Written problem — Copy the records below exactly as they appear.

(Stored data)
%%

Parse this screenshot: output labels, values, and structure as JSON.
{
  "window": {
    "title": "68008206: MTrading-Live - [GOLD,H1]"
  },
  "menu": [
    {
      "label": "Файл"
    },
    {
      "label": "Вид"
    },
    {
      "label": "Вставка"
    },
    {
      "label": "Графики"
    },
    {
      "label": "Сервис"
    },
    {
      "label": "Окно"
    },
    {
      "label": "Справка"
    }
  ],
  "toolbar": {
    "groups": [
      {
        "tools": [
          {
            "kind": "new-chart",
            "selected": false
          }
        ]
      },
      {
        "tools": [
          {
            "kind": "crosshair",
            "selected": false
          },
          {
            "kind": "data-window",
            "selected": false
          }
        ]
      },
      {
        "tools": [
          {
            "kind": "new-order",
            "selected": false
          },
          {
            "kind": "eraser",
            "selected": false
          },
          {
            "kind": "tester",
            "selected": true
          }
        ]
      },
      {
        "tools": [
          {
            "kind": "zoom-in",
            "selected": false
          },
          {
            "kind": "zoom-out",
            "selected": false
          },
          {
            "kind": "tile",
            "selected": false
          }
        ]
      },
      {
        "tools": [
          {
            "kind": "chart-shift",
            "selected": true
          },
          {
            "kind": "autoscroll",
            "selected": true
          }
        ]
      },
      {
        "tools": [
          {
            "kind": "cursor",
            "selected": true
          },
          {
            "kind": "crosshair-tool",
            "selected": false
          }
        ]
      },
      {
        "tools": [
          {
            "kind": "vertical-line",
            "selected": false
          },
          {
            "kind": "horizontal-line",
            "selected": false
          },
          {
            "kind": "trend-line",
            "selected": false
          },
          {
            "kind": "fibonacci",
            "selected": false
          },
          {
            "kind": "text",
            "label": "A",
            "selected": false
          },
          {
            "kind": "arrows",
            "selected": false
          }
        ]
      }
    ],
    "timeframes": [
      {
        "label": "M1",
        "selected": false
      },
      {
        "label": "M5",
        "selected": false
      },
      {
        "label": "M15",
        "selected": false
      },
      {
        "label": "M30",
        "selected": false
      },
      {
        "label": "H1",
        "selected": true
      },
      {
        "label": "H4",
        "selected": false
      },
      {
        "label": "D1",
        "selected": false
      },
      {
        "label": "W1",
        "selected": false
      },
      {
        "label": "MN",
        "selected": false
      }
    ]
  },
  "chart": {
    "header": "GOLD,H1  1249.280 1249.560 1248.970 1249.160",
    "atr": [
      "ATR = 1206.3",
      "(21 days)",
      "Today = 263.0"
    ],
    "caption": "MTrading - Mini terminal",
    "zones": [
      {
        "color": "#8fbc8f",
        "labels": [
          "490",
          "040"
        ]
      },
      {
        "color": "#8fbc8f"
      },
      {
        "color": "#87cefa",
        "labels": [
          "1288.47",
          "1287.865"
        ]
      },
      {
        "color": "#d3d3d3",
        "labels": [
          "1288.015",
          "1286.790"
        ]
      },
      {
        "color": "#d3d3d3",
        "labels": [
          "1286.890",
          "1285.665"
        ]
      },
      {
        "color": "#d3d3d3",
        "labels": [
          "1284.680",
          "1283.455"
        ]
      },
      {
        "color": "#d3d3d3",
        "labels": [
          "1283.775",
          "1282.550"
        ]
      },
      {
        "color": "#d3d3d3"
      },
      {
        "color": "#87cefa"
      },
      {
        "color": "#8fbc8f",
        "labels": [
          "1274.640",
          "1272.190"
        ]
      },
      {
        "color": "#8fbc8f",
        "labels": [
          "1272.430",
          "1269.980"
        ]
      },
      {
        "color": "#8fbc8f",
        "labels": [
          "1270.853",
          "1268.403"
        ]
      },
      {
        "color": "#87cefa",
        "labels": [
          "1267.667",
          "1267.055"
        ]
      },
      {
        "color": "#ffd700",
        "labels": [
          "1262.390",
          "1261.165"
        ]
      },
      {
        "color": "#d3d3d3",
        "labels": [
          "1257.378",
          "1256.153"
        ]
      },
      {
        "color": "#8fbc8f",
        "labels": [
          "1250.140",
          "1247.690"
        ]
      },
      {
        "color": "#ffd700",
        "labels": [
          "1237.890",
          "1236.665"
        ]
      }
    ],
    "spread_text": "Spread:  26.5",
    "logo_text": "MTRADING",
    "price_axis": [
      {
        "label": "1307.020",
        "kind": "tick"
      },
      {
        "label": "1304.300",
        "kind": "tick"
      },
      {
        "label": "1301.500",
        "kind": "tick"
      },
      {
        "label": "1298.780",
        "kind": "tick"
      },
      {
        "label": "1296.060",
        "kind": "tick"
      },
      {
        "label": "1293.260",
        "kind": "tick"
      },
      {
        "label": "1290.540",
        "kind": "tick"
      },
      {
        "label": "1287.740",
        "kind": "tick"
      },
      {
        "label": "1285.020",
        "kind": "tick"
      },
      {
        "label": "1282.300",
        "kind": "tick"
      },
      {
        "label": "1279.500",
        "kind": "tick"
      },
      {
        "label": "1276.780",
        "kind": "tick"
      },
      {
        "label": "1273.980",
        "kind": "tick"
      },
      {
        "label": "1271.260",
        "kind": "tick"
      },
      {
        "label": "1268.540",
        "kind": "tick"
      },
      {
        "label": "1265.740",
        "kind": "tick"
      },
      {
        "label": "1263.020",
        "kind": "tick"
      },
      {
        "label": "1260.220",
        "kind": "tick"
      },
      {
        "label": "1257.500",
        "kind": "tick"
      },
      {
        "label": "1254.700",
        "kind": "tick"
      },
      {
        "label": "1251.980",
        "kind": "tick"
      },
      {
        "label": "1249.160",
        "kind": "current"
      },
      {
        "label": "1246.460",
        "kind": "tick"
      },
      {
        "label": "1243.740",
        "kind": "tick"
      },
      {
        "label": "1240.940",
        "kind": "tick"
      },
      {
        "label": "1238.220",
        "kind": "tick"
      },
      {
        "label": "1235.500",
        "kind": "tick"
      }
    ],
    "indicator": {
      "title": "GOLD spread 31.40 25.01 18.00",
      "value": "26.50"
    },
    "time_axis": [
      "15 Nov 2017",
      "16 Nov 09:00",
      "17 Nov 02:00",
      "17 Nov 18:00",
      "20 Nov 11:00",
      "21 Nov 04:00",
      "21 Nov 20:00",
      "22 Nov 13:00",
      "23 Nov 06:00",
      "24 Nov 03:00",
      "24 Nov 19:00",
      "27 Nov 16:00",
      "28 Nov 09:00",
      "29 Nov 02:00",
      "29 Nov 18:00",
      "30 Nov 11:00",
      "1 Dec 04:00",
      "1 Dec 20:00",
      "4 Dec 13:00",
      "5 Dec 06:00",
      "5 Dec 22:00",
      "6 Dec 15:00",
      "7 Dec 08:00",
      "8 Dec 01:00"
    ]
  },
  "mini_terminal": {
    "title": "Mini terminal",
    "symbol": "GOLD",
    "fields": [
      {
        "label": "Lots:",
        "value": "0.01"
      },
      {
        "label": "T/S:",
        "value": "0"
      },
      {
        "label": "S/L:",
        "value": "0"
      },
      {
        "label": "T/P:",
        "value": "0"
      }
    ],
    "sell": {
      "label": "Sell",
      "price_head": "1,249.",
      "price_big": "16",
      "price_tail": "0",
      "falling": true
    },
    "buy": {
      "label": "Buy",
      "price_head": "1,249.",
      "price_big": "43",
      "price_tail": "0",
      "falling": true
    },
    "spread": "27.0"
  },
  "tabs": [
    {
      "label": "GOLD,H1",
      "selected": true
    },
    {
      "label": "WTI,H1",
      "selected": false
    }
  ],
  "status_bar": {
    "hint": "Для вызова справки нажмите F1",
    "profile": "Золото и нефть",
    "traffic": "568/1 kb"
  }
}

%%

Result of this task —
Parse this screenshot: output labels, values, and structure as JSON.
{
  "window": {
    "title": "68008206: MTrading-Live - [GOLD,H1]"
  },
  "menu": [
    {
      "label": "Файл"
    },
    {
      "label": "Вид"
    },
    {
      "label": "Вставка"
    },
    {
      "label": "Графики"
    },
    {
      "label": "Сервис"
    },
    {
      "label": "Окно"
    },
    {
      "label": "Справка"
    }
  ],
  "toolbar": {
    "groups": [
      {
        "tools": [
          {
            "kind": "new-chart",
            "selected": false
          }
        ]
      },
      {
        "tools": [
          {
            "kind": "crosshair",
            "selected": false
          },
          {
            "kind": "data-window",
            "selected": false
          }
        ]
      },
      {
        "tools": [
          {
            "kind": "new-order",
            "selected": false
          },
          {
            "kind": "eraser",
            "selected": false
          },
          {
            "kind": "tester",
            "selected": true
          }
        ]
      },
      {
        "tools": [
          {
            "kind": "zoom-in",
            "selected": false
          },
          {
            "kind": "zoom-out",
            "selected": false
          },
          {
            "kind": "tile",
            "selected": false
          }
        ]
      },
      {
        "tools": [
          {
            "kind": "chart-shift",
            "selected": true
          },
          {
            "kind": "autoscroll",
            "selected": true
          }
        ]
      },
      {
        "tools": [
          {
            "kind": "cursor",
            "selected": true
          },
          {
            "kind": "crosshair-tool",
            "selected": false
          }
        ]
      },
      {
        "tools": [
          {
            "kind": "vertical-line",
            "selected": false
          },
          {
            "kind": "horizontal-line",
            "selected": false
          },
          {
            "kind": "trend-line",
            "selected": false
          },
          {
            "kind": "fibonacci",
            "selected": false
          },
          {
            "kind": "text",
            "label": "A",
            "selected": false
          },
          {
            "kind": "arrows",
            "selected": false
          }
        ]
      }
    ],
    "timeframes": [
      {
        "label": "M1",
        "selected": false
      },
      {
        "label": "M5",
        "selected": false
      },
      {
        "label": "M15",
        "selected": false
      },
      {
        "label": "M30",
        "selected": false
      },
      {
        "label": "H1",
        "selected": true
      },
      {
        "label": "H4",
        "selected": false
      },
      {
        "label": "D1",
        "selected": false
      },
      {
        "label": "W1",
        "selected": false
      },
      {
        "label": "MN",
        "selected": false
      }
    ]
  },
  "chart": {
    "header": "GOLD,H1  1249.280 1249.560 1248.970 1249.160",
    "atr": [
      "ATR = 1206.3",
      "(21 days)",
      "Today = 263.0"
    ],
    "caption": "MTrading - Mini terminal",
    "zones": [
      {
        "color": "#8fbc8f",
        "labels": [
          "490",
          "040"
        ]
      },
      {
        "color": "#8fbc8f"
      },
      {
        "color": "#87cefa",
        "labels": [
          "1288.47",
          "1287.865"
        ]
      },
      {
        "color": "#d3d3d3",
        "labels": [
          "1288.015",
          "1286.790"
        ]
      },
      {
        "color": "#d3d3d3",
        "labels": [
          "1286.890",
          "1285.665"
        ]
      },
      {
        "color": "#d3d3d3",
        "labels": [
          "1284.680",
          "1283.455"
        ]
      },
      {
        "color": "#d3d3d3",
        "labels": [
          "1283.775",
          "1282.550"
        ]
      },
      {
        "color": "#d3d3d3"
      },
      {
        "color": "#87cefa"
      },
      {
        "color": "#8fbc8f",
        "labels": [
          "1274.640",
          "1272.190"
        ]
      },
      {
        "color": "#8fbc8f",
        "labels": [
          "1272.430",
          "1269.980"
        ]
      },
      {
        "color": "#8fbc8f",
        "labels": [
          "1270.853",
          "1268.403"
        ]
      },
      {
        "color": "#87cefa",
        "labels": [
          "1267.667",
          "1267.055"
        ]
      },
      {
        "color": "#ffd700",
        "labels": [
          "1262.390",
          "1261.165"
        ]
      },
      {
        "color": "#d3d3d3",
        "labels": [
          "1257.378",
          "1256.153"
        ]
      },
      {
        "color": "#8fbc8f",
        "labels": [
          "1250.140",
          "1247.690"
        ]
      },
      {
        "color": "#ffd700",
        "labels": [
          "1237.890",
          "1236.665"
        ]
      }
    ],
    "spread_text": "Spread:  26.5",
    "logo_text": "MTRADING",
    "price_axis": [
      {
        "label": "1307.020",
        "kind": "tick"
      },
      {
        "label": "1304.300",
        "kind": "tick"
      },
      {
        "label": "1301.500",
        "kind": "tick"
      },
      {
        "label": "1298.780",
        "kind": "tick"
      },
      {
        "label": "1296.060",
        "kind": "tick"
      },
      {
        "label": "1293.260",
        "kind": "tick"
      },
      {
        "label": "1290.540",
        "kind": "tick"
      },
      {
        "label": "1287.740",
        "kind": "tick"
      },
      {
        "label": "1285.020",
        "kind": "tick"
      },
      {
        "label": "1282.300",
        "kind": "tick"
      },
      {
        "label": "1279.500",
        "kind": "tick"
      },
      {
        "label": "1276.780",
        "kind": "tick"
      },
      {
        "label": "1273.980",
        "kind": "tick"
      },
      {
        "label": "1271.260",
        "kind": "tick"
      },
      {
        "label": "1268.540",
        "kind": "tick"
      },
      {
        "label": "1265.740",
        "kind": "tick"
      },
      {
        "label": "1263.020",
        "kind": "tick"
      },
      {
        "label": "1260.220",
        "kind": "tick"
      },
      {
        "label": "1257.500",
        "kind": "tick"
      },
      {
        "label": "1254.700",
        "kind": "tick"
      },
      {
        "label": "1251.980",
        "kind": "tick"
      },
      {
        "label": "1249.160",
        "kind": "current"
      },
      {
        "label": "1246.460",
        "kind": "tick"
      },
      {
        "label": "1243.740",
        "kind": "tick"
      },
      {
        "label": "1240.940",
        "kind": "tick"
      },
      {
        "label": "1238.220",
        "kind": "tick"
      },
      {
        "label": "1235.500",
        "kind": "tick"
      }
    ],
    "indicator": {
      "title": "GOLD spread 31.40 25.01 18.00",
      "value": "26.50"
    },
    "time_axis": [
      "15 Nov 2017",
      "16 Nov 09:00",
      "17 Nov 02:00",
      "17 Nov 18:00",
      "20 Nov 11:00",
      "21 Nov 04:00",
      "21 Nov 20:00",
      "22 Nov 13:00",
      "23 Nov 06:00",
      "24 Nov 03:00",
      "24 Nov 19:00",
      "27 Nov 16:00",
      "28 Nov 09:00",
      "29 Nov 02:00",
      "29 Nov 18:00",
      "30 Nov 11:00",
      "1 Dec 04:00",
      "1 Dec 20:00",
      "4 Dec 13:00",
      "5 Dec 06:00",
      "5 Dec 22:00",
      "6 Dec 15:00",
      "7 Dec 08:00",
      "8 Dec 01:00"
    ]
  },
  "mini_terminal": {
    "title": "Mini terminal",
    "symbol": "GOLD",
    "fields": [
      {
        "label": "Lots:",
        "value": "0.01"
      },
      {
        "label": "T/S:",
        "value": "0"
      },
      {
        "label": "S/L:",
        "value": "0"
      },
      {
        "label": "T/P:",
        "value": "0"
      }
    ],
    "sell": {
      "label": "Sell",
      "price_head": "1,249.",
      "price_big": "16",
      "price_tail": "0",
      "falling": true
    },
    "buy": {
      "label": "Buy",
      "price_head": "1,249.",
      "price_big": "43",
      "price_tail": "0",
      "falling": true
    },
    "spread": "27.0"
  },
  "tabs": [
    {
      "label": "GOLD,H1",
      "selected": true
    },
    {
      "label": "WTI,H1",
      "selected": false
    }
  ],
  "status_bar": {
    "hint": "Для вызова справки нажмите F1",
    "profile": "Золото и нефть",
    "traffic": "568/1 kb"
  }
}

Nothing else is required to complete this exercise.